AIM
Reproduce the passage of the Palace of Axayacatl text starting at "The Palace was then" and ending at "by the conquistadors.", keeping every word and mark unchanged.

PAGE EXCERPT
——————————

The Palace of Axayacatl, also known as the Old House of Moctezuma, (Palacio de Axayácatl) is the name of a pre-Hispanic residential complex composed of interconnected palaces. The complex served as the royal palace and chambers of Tenochtitlan's sixth emperor Axayacatl, and later as the residence of Hernán Cortés.

Only ruins of the Palace exist today.

== Aztec history ==
The Palace was built during the reign of Axayacatl (1469–81), and it was completed no later than 1479. During his life, Axayacatl used the palace as his main living quarters.

The Palace was then passed down to Axayacatl's son Moctezuma II in 1481, and he lived there until he moved into the "New Houses" built specifically for the ninth emperor. While he lived at the Palace, Moctezuma kept hundreds of objects made from gold and jade on display which were later melted down by the conquistadors.

== Colonial history ==
Moctezuma housed conquistador Hernán Cortés within the Palace in 1519; within months, he had converted the building into a massive fortress with embrasures for cannons and crenels for musketeers. Here, he imprisoned several Mesoamerican rulers including Moctezuma II, who was put under house arrest in the hopes that Cortés could rule through him. In May 1520, several of these rulers were killed during a religious festival at the Palace.

——————————

Records from a dataset
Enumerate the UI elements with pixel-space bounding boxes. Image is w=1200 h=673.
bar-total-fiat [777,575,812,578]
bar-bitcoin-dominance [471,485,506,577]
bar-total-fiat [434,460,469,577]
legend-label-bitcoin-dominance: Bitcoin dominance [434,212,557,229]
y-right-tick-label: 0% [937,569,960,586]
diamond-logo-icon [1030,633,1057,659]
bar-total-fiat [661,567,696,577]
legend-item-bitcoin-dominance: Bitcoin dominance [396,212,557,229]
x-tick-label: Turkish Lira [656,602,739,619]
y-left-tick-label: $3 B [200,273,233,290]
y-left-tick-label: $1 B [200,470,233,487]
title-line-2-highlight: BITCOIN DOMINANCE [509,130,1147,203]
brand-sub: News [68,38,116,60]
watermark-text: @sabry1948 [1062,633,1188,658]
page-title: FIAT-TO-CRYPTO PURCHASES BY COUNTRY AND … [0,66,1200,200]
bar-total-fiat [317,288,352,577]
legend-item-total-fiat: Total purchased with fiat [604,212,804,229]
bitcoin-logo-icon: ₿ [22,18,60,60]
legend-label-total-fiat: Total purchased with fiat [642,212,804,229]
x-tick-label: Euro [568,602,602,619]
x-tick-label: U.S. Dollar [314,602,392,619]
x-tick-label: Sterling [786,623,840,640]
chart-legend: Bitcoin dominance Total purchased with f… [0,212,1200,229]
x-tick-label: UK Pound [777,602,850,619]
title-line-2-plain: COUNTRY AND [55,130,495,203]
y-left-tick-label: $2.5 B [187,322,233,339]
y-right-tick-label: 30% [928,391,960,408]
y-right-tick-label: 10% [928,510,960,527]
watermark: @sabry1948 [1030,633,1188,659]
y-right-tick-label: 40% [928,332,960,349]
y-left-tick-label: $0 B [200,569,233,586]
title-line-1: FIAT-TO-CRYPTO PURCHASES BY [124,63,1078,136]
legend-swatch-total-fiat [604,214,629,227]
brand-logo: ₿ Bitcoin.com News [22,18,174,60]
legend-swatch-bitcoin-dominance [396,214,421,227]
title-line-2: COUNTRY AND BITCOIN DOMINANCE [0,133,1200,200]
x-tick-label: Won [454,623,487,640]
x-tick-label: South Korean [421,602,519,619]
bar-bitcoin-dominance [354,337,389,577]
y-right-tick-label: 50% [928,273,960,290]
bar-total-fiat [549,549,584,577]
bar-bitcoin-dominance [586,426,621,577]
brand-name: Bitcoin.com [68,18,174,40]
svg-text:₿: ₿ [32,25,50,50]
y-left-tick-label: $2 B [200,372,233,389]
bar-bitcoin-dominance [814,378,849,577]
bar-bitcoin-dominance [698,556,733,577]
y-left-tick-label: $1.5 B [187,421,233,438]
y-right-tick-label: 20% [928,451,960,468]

——————————

ANSWER IN FULL
The Palace was then passed down to Axayacatl's son Moctezuma II in 1481, and he lived there until he moved into the "New Houses" built specifically for the ninth emperor. While he lived at the Palace, Moctezuma kept hundreds of objects made from gold and jade on display which were later melted down by the conquistadors.